▶ FRAGMENTO:
□ □ □ □ □

Pero acaso lo más importante suceda en el viaje de vuelta al hogar. Sumido en la oscuridad total, Wenceslao casi no se percibe dentro de la densa noche y sin embargo somos capaces de verlo todo porque así lo permite Fontán. Aquí, no solo se ve con los ojos sino también con los oídos. Que Fontán permita un momento de oscuridad total dentro de su película es una clara señal de la importancia sonora que rige a El Limonero Real. Uno podría cerrar los ojos y de todas formas ver la película a través de su sonido porque así como las hojas de un árbol moviéndose al viento guían hacia los más variados recuerdos, el solo sonido de los remos repetido como mantra funciona como un rumor que permite la apertura del tiempo y su depósito: la memoria que se activa, imparable, y lo enreda todo.

□ □ □ □ □

[Registros de datos]

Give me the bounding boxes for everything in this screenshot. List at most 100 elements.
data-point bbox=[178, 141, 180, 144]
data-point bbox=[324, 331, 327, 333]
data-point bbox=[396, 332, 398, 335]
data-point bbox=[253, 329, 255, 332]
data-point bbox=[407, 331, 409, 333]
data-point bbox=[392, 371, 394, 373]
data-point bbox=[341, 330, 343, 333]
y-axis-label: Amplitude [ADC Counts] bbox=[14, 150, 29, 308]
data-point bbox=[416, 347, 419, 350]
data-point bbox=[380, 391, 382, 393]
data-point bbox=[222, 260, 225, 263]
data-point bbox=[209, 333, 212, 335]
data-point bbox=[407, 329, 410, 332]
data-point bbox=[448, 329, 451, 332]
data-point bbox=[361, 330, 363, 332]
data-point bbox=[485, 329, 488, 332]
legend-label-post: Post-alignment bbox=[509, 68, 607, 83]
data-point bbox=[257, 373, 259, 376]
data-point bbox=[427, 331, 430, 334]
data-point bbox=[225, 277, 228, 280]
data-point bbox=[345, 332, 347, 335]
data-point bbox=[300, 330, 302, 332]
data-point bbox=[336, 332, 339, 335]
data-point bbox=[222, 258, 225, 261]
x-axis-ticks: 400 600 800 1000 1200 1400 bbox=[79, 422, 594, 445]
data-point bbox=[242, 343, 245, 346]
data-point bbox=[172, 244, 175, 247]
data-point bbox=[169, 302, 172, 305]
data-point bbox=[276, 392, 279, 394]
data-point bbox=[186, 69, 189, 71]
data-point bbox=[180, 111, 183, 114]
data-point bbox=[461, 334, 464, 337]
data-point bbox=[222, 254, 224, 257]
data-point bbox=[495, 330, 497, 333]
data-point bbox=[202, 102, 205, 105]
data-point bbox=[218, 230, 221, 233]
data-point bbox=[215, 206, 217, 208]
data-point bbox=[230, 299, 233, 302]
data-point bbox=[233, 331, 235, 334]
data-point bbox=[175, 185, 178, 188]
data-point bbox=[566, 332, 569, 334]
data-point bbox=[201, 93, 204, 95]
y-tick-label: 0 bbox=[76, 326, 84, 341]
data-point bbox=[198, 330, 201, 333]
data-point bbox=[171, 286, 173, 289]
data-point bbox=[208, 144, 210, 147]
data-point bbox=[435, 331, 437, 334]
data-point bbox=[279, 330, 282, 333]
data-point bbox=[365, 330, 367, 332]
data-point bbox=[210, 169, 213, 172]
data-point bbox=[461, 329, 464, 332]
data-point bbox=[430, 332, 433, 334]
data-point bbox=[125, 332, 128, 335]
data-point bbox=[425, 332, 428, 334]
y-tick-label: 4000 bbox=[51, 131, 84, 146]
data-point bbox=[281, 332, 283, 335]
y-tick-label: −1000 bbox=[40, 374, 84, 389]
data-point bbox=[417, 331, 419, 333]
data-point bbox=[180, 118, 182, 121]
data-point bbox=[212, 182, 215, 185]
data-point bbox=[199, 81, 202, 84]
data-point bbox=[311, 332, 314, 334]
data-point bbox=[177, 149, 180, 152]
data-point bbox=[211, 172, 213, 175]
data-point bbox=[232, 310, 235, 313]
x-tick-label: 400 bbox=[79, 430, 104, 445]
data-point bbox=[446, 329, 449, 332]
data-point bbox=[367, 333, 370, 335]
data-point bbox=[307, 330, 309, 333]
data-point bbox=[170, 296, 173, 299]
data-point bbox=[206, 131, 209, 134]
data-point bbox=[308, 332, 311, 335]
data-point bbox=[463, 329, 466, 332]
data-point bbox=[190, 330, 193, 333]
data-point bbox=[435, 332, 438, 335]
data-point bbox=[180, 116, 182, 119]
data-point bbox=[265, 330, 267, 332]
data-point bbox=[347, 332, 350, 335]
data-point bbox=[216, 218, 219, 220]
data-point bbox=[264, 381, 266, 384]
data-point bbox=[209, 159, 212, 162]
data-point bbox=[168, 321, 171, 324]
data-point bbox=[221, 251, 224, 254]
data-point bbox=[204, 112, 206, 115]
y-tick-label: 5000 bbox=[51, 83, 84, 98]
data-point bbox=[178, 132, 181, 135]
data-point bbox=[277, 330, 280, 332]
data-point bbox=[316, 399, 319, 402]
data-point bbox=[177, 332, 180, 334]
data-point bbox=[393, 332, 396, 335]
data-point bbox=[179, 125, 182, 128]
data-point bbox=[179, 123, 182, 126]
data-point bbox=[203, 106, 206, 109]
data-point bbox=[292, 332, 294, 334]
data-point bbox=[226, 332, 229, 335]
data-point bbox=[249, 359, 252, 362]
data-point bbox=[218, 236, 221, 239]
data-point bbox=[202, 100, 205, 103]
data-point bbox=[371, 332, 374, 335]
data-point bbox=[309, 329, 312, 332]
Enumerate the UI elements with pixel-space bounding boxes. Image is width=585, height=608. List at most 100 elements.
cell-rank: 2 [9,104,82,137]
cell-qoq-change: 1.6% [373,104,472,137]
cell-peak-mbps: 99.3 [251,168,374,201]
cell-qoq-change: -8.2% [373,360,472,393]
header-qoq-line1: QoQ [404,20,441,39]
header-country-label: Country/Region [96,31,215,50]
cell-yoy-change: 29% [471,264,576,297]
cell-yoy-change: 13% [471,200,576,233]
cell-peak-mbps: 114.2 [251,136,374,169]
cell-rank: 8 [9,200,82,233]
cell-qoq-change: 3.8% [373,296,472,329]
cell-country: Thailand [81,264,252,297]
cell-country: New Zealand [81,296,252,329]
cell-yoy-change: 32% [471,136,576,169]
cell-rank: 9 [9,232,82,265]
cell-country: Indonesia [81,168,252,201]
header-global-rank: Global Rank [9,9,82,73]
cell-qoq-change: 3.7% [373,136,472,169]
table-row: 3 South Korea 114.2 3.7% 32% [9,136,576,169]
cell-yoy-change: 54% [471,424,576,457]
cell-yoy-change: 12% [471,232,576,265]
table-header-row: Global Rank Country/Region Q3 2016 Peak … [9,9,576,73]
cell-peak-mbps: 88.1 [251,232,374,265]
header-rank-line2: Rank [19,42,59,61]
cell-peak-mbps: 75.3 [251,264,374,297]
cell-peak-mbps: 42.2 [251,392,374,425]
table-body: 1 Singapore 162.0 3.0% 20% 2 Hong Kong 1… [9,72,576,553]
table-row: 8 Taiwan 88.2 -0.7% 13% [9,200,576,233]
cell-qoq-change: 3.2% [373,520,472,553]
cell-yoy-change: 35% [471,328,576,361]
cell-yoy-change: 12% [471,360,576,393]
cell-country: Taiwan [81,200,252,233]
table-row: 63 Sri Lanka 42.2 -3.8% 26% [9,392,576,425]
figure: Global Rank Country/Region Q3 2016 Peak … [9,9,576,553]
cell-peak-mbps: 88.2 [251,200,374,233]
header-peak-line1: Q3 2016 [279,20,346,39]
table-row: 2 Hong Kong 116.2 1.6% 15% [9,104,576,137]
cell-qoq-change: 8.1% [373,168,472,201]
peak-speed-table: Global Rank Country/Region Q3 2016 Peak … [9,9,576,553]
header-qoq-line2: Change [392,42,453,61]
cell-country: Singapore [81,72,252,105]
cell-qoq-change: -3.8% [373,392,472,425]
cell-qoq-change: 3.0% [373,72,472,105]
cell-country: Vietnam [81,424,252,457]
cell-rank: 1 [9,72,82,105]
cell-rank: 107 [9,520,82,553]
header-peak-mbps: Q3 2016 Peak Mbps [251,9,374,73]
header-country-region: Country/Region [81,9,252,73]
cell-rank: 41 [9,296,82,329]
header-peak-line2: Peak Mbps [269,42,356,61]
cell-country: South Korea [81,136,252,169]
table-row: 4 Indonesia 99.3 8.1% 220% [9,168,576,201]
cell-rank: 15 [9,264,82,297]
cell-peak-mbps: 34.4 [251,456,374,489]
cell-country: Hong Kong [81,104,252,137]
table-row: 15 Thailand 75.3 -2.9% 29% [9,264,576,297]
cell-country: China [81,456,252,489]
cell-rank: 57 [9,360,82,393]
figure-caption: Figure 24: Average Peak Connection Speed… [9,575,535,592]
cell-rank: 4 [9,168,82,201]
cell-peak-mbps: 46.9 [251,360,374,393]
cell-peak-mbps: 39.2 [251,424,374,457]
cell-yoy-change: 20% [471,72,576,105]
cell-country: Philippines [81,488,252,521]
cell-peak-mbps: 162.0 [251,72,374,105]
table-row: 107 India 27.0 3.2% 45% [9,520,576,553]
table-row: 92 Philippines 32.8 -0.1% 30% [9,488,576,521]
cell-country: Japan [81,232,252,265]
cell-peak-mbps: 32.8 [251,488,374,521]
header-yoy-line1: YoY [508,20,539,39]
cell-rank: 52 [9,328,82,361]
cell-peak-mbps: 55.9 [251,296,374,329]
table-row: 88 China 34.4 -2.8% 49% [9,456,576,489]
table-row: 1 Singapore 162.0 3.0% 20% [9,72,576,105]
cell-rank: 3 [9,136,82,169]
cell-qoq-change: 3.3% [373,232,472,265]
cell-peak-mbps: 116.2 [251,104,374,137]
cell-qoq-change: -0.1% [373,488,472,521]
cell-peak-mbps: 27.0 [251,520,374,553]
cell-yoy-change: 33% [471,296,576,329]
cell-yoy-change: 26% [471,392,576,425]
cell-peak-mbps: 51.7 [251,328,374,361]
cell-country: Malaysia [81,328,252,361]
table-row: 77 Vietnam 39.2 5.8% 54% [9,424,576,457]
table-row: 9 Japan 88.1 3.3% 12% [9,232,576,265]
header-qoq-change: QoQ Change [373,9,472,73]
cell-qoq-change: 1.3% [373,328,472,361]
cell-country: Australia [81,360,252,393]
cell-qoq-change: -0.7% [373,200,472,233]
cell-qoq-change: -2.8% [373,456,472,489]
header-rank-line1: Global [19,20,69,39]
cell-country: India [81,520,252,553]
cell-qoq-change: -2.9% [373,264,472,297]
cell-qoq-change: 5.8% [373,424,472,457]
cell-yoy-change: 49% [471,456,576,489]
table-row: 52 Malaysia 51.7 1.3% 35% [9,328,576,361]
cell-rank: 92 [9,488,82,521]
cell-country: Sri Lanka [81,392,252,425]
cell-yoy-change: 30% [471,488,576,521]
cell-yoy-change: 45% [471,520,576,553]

□ □ □ □ □

▶ TAREA:
Continúa el fragmento sobre la película El Limonero Real a partir de donde termina.

▶ RESULTADO:
La luna, gigantesca, aparece como la única fuente de luz posible de guiar el viaje de Wenceslao. Pero él no la necesita: sabe muy bien cuál es el camino y se mueve por ese río con magnética precisión, como si solo hubiera una sola ruta posible. Asi llegará Wenceslao a su hogar, con esa luz golpeándole la espalda. Quizás volverá a pensar mientras escucha esa canción que forman los susurros rítmicos del remo, en esa historia que se contó en la fiesta, en la cual él vió a su hijo muerto en la forma de un ángel, vigilándolo desde lo más alto de un árbol. Tal vez pensará en acercarse a ese árbol y ver si la aparición se hace concreta una vez más en ese amanecer. Pero al llegar a su casa, Wenceslao se sienta frente al río. No queda nada por hacer en el día excepto esperar la llegada del alba, la primer luz de un nuevo año. Y no podrá hacer otra cosa que recibirla.